> _The records_
"""
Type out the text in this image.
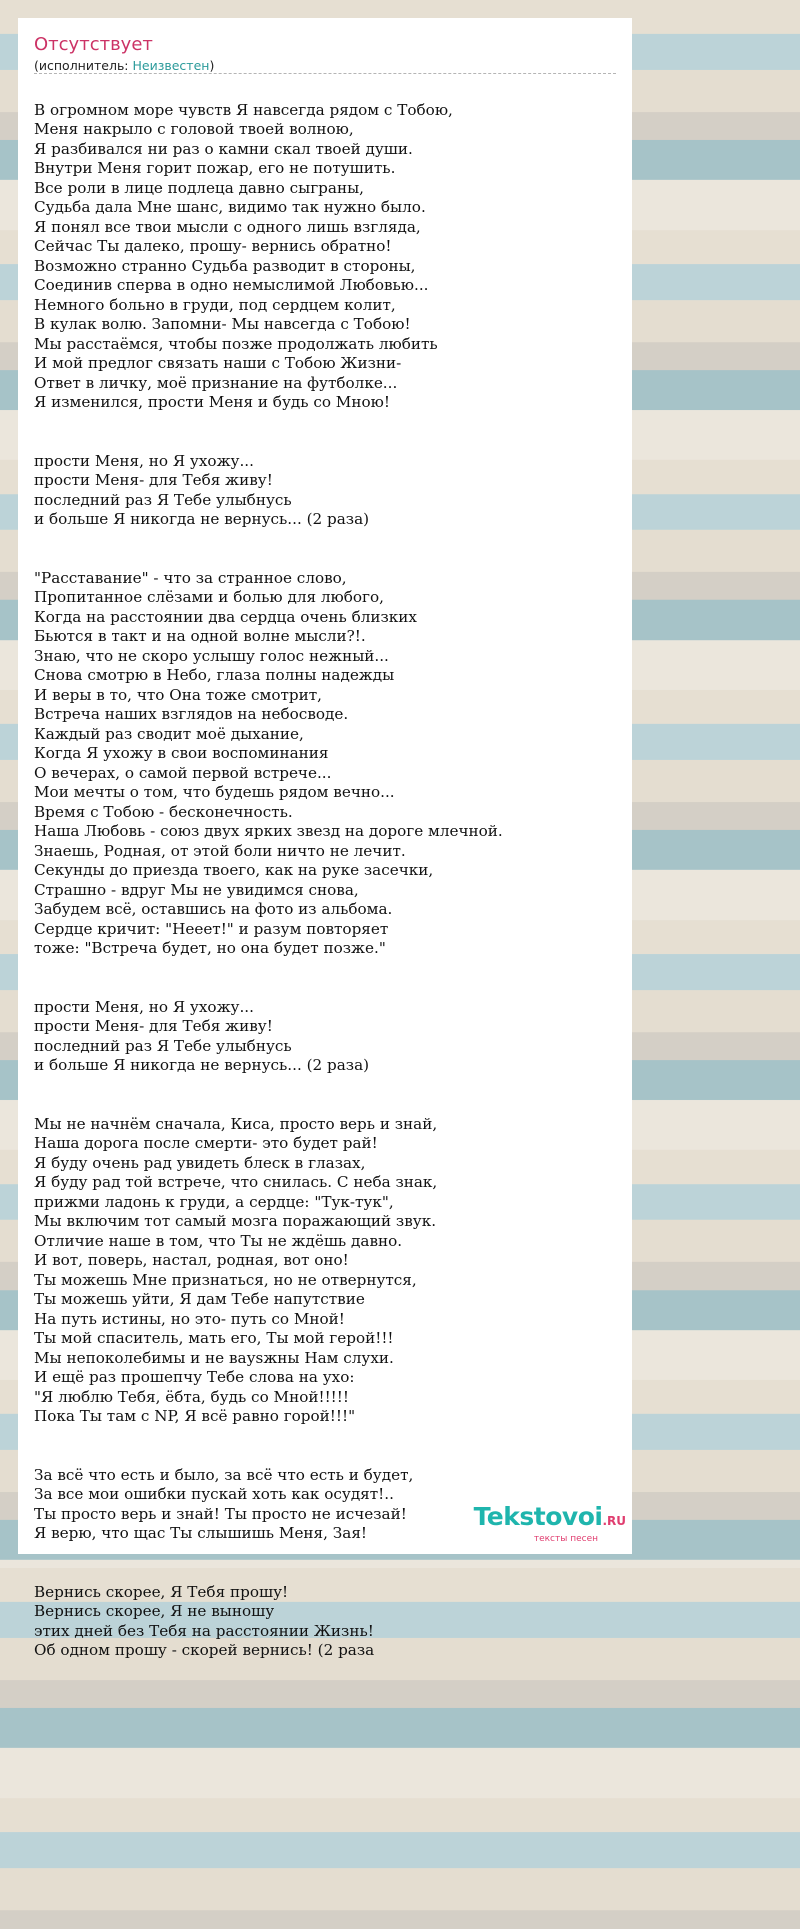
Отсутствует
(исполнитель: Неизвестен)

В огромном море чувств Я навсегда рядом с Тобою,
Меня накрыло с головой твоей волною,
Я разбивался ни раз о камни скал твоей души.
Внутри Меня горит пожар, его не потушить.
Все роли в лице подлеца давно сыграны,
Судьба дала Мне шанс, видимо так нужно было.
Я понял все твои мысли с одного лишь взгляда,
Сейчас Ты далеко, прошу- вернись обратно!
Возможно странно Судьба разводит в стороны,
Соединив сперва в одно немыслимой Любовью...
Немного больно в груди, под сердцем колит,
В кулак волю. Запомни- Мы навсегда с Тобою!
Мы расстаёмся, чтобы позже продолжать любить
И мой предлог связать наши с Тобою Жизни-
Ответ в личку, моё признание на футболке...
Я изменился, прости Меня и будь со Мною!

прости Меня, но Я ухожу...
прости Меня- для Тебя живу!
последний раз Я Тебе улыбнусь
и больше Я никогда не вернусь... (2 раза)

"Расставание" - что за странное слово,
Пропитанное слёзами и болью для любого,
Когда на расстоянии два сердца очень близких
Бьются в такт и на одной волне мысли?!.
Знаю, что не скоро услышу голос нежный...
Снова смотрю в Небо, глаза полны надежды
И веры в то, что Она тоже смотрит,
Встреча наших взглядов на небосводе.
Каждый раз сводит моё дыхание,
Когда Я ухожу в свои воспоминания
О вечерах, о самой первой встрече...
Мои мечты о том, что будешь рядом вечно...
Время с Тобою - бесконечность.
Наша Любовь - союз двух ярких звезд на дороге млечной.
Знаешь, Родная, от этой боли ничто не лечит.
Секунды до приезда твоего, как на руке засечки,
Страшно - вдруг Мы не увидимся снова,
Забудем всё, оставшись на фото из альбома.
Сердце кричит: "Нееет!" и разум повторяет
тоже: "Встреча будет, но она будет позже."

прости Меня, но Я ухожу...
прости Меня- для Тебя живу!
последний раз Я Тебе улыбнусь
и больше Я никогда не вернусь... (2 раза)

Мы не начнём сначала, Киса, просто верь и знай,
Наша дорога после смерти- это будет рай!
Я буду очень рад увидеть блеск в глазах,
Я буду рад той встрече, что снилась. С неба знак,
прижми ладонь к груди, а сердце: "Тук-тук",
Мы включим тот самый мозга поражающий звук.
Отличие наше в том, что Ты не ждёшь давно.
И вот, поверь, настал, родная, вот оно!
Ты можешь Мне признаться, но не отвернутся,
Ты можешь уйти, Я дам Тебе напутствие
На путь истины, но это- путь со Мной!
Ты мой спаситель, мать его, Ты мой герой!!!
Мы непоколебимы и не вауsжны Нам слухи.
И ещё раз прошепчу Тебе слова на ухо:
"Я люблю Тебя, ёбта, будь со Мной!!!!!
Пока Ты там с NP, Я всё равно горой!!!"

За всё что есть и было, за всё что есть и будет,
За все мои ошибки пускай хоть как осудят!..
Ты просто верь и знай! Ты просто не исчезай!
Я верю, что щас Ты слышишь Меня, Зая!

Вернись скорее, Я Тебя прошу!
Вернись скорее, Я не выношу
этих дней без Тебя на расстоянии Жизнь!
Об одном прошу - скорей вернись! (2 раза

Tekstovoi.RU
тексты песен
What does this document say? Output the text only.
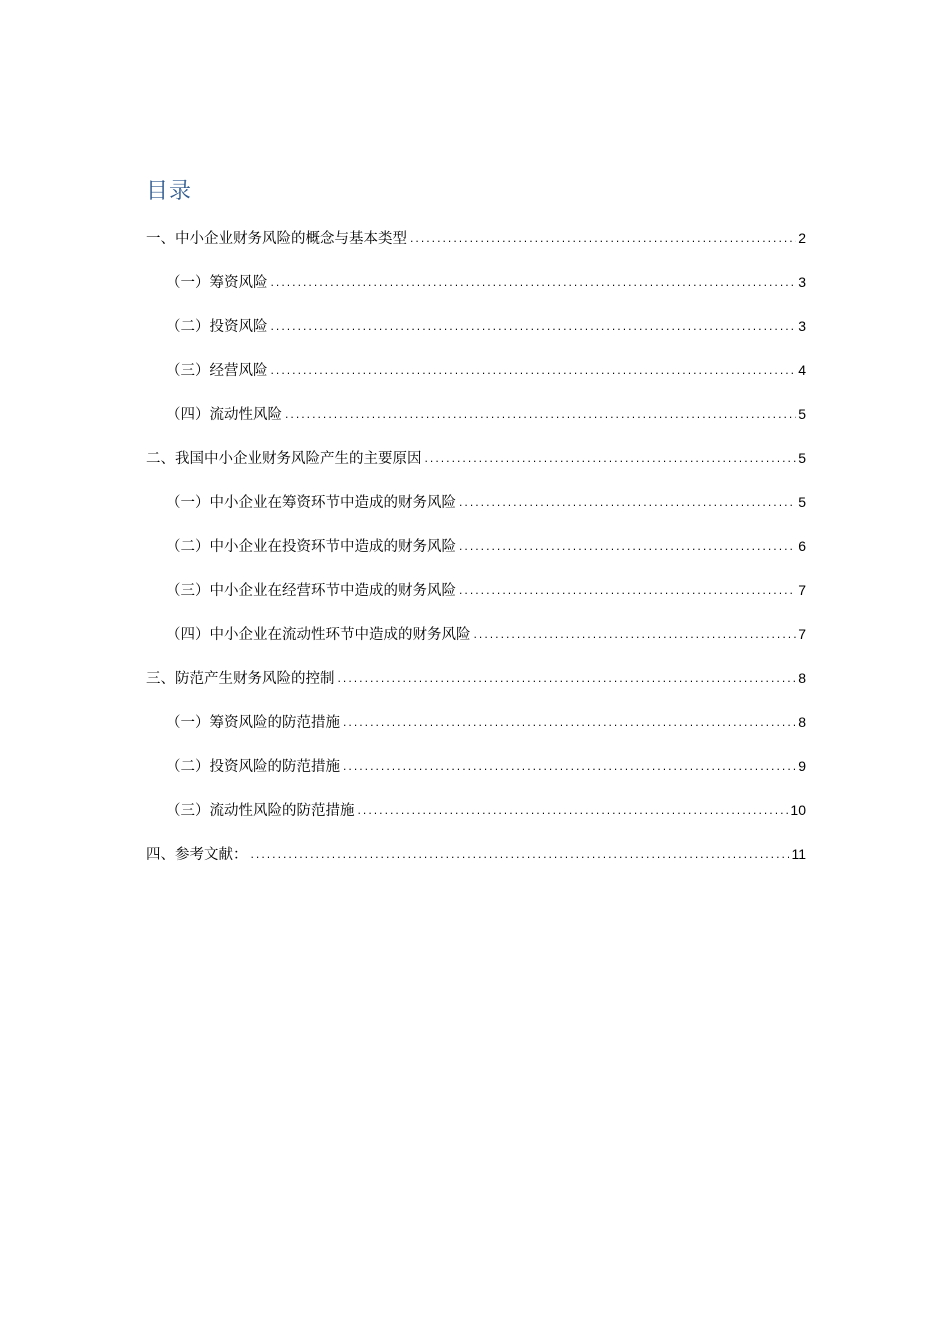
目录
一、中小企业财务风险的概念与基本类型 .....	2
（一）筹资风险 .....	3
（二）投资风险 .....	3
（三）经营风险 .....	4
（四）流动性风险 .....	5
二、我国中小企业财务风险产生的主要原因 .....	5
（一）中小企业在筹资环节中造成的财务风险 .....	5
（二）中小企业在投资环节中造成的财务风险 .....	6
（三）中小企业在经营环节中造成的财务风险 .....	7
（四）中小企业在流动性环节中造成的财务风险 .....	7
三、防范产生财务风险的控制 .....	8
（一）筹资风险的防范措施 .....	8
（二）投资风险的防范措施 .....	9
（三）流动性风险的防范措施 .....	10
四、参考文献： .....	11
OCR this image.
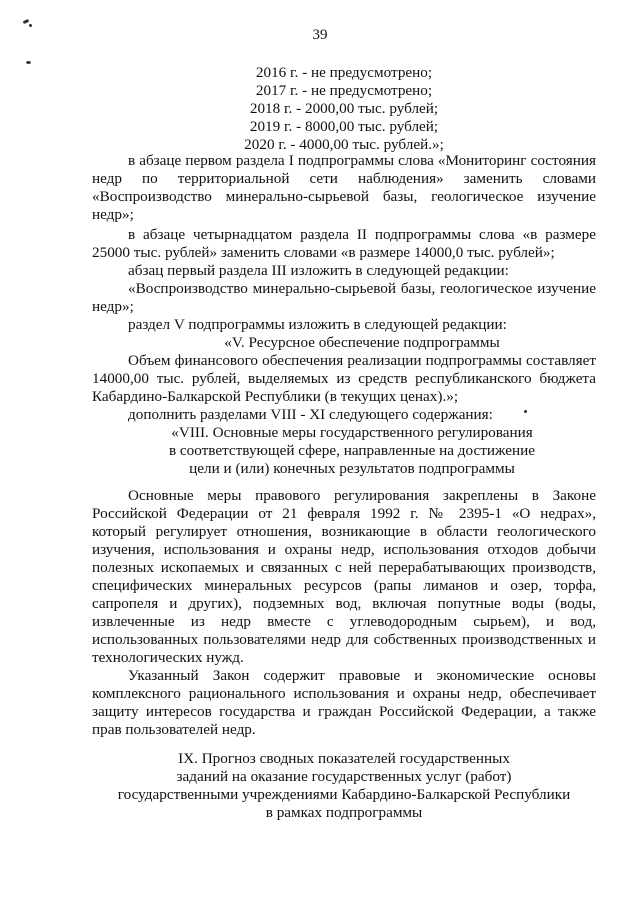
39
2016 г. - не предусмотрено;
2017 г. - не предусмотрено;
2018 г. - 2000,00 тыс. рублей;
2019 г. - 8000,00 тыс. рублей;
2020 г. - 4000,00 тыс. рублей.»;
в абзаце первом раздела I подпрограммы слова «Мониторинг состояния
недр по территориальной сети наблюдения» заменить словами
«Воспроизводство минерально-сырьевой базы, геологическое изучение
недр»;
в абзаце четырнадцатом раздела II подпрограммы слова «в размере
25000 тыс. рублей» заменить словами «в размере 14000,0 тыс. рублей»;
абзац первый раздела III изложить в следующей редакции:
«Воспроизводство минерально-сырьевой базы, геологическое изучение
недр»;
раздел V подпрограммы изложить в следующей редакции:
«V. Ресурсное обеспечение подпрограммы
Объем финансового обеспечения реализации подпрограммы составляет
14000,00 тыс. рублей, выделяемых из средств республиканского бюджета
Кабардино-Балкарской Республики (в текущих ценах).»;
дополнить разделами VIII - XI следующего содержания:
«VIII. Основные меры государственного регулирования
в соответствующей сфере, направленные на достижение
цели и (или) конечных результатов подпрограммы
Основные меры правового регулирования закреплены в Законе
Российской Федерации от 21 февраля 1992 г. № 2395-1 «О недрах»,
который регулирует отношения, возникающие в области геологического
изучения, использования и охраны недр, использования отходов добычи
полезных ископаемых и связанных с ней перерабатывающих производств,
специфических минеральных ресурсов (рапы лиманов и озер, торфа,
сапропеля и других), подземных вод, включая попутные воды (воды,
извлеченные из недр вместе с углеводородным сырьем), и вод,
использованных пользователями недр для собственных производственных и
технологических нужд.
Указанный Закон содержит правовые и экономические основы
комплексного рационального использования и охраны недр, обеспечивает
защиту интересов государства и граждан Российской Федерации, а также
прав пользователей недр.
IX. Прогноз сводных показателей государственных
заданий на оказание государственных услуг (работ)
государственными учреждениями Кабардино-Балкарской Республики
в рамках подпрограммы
"""
> _Exercise instructions_
Identify all lines in the records above with the word "Тобою".

> _Written response_
В огромном море чувств Я навсегда рядом с Тобою,
В кулак волю. Запомни- Мы навсегда с Тобою!
И мой предлог связать наши с Тобою Жизни-
Время с Тобою - бесконечность.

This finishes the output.